* Task details *
Keeping each line exactly as it is, output all of the records.
-- Data listing follows --
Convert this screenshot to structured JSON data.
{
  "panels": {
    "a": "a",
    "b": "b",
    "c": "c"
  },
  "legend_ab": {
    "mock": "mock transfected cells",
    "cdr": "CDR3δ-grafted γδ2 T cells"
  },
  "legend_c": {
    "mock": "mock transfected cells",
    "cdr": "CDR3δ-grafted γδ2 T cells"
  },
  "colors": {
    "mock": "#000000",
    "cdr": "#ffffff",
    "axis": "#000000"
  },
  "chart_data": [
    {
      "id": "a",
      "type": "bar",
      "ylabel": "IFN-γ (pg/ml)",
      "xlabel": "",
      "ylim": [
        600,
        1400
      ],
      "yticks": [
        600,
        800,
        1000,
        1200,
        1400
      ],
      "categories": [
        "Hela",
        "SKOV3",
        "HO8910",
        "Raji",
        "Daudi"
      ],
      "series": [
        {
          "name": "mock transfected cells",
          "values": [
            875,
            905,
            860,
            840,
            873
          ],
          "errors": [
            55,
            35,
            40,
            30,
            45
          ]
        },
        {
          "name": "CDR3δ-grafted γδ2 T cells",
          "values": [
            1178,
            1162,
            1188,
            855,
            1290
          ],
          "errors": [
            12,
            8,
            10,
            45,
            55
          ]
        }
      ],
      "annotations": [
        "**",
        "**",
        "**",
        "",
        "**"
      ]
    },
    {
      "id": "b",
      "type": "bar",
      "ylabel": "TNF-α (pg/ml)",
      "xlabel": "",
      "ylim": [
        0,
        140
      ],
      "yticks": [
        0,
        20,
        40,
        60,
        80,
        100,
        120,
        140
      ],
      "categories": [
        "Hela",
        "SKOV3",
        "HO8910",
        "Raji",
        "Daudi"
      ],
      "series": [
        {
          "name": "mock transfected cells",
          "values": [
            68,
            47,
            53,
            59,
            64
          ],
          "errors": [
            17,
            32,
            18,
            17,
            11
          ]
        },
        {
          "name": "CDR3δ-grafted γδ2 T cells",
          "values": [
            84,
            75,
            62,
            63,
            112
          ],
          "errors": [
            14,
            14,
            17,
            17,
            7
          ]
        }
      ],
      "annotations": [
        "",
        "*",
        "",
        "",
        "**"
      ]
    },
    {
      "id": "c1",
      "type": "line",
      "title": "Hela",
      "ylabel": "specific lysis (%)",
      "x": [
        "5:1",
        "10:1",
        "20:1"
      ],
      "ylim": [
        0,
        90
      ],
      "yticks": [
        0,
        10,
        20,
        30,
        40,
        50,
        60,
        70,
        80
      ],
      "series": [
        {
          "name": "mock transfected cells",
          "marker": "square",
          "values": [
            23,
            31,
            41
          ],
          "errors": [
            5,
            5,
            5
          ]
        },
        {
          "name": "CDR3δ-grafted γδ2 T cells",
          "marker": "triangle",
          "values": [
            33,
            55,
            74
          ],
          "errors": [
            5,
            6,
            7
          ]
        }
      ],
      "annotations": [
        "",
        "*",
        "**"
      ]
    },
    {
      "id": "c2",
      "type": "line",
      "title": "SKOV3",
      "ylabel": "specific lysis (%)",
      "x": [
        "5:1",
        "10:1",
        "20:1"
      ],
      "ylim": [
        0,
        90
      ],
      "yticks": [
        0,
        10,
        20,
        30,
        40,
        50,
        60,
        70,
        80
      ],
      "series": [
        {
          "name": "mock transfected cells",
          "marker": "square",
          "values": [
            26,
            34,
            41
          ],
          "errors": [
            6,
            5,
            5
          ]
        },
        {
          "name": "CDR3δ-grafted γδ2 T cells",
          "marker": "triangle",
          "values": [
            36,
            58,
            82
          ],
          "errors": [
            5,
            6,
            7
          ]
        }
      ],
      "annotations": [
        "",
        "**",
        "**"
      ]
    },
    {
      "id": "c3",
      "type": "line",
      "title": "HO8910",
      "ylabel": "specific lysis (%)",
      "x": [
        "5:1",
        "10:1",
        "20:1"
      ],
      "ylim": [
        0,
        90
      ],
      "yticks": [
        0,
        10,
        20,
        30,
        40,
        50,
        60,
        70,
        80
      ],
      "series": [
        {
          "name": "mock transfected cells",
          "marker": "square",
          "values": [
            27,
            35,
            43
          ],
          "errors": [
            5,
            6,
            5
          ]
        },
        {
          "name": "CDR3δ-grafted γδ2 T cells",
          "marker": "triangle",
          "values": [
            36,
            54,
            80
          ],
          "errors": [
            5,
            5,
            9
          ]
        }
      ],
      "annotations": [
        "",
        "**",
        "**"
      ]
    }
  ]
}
-- Data listing concluded --
* Answer to this problem *
Convert this screenshot to structured JSON data.
{
  "panels": {
    "a": "a",
    "b": "b",
    "c": "c"
  },
  "legend_ab": {
    "mock": "mock transfected cells",
    "cdr": "CDR3δ-grafted γδ2 T cells"
  },
  "legend_c": {
    "mock": "mock transfected cells",
    "cdr": "CDR3δ-grafted γδ2 T cells"
  },
  "colors": {
    "mock": "#000000",
    "cdr": "#ffffff",
    "axis": "#000000"
  },
  "chart_data": [
    {
      "id": "a",
      "type": "bar",
      "ylabel": "IFN-γ (pg/ml)",
      "xlabel": "",
      "ylim": [
        600,
        1400
      ],
      "yticks": [
        600,
        800,
        1000,
        1200,
        1400
      ],
      "categories": [
        "Hela",
        "SKOV3",
        "HO8910",
        "Raji",
        "Daudi"
      ],
      "series": [
        {
          "name": "mock transfected cells",
          "values": [
            875,
            905,
            860,
            840,
            873
          ],
          "errors": [
            55,
            35,
            40,
            30,
            45
          ]
        },
        {
          "name": "CDR3δ-grafted γδ2 T cells",
          "values": [
            1178,
            1162,
            1188,
            855,
            1290
          ],
          "errors": [
            12,
            8,
            10,
            45,
            55
          ]
        }
      ],
      "annotations": [
        "**",
        "**",
        "**",
        "",
        "**"
      ]
    },
    {
      "id": "b",
      "type": "bar",
      "ylabel": "TNF-α (pg/ml)",
      "xlabel": "",
      "ylim": [
        0,
        140
      ],
      "yticks": [
        0,
        20,
        40,
        60,
        80,
        100,
        120,
        140
      ],
      "categories": [
        "Hela",
        "SKOV3",
        "HO8910",
        "Raji",
        "Daudi"
      ],
      "series": [
        {
          "name": "mock transfected cells",
          "values": [
            68,
            47,
            53,
            59,
            64
          ],
          "errors": [
            17,
            32,
            18,
            17,
            11
          ]
        },
        {
          "name": "CDR3δ-grafted γδ2 T cells",
          "values": [
            84,
            75,
            62,
            63,
            112
          ],
          "errors": [
            14,
            14,
            17,
            17,
            7
          ]
        }
      ],
      "annotations": [
        "",
        "*",
        "",
        "",
        "**"
      ]
    },
    {
      "id": "c1",
      "type": "line",
      "title": "Hela",
      "ylabel": "specific lysis (%)",
      "x": [
        "5:1",
        "10:1",
        "20:1"
      ],
      "ylim": [
        0,
        90
      ],
      "yticks": [
        0,
        10,
        20,
        30,
        40,
        50,
        60,
        70,
        80
      ],
      "series": [
        {
          "name": "mock transfected cells",
          "marker": "square",
          "values": [
            23,
            31,
            41
          ],
          "errors": [
            5,
            5,
            5
          ]
        },
        {
          "name": "CDR3δ-grafted γδ2 T cells",
          "marker": "triangle",
          "values": [
            33,
            55,
            74
          ],
          "errors": [
            5,
            6,
            7
          ]
        }
      ],
      "annotations": [
        "",
        "*",
        "**"
      ]
    },
    {
      "id": "c2",
      "type": "line",
      "title": "SKOV3",
      "ylabel": "specific lysis (%)",
      "x": [
        "5:1",
        "10:1",
        "20:1"
      ],
      "ylim": [
        0,
        90
      ],
      "yticks": [
        0,
        10,
        20,
        30,
        40,
        50,
        60,
        70,
        80
      ],
      "series": [
        {
          "name": "mock transfected cells",
          "marker": "square",
          "values": [
            26,
            34,
            41
          ],
          "errors": [
            6,
            5,
            5
          ]
        },
        {
          "name": "CDR3δ-grafted γδ2 T cells",
          "marker": "triangle",
          "values": [
            36,
            58,
            82
          ],
          "errors": [
            5,
            6,
            7
          ]
        }
      ],
      "annotations": [
        "",
        "**",
        "**"
      ]
    },
    {
      "id": "c3",
      "type": "line",
      "title": "HO8910",
      "ylabel": "specific lysis (%)",
      "x": [
        "5:1",
        "10:1",
        "20:1"
      ],
      "ylim": [
        0,
        90
      ],
      "yticks": [
        0,
        10,
        20,
        30,
        40,
        50,
        60,
        70,
        80
      ],
      "series": [
        {
          "name": "mock transfected cells",
          "marker": "square",
          "values": [
            27,
            35,
            43
          ],
          "errors": [
            5,
            6,
            5
          ]
        },
        {
          "name": "CDR3δ-grafted γδ2 T cells",
          "marker": "triangle",
          "values": [
            36,
            54,
            80
          ],
          "errors": [
            5,
            5,
            9
          ]
        }
      ],
      "annotations": [
        "",
        "**",
        "**"
      ]
    }
  ]
}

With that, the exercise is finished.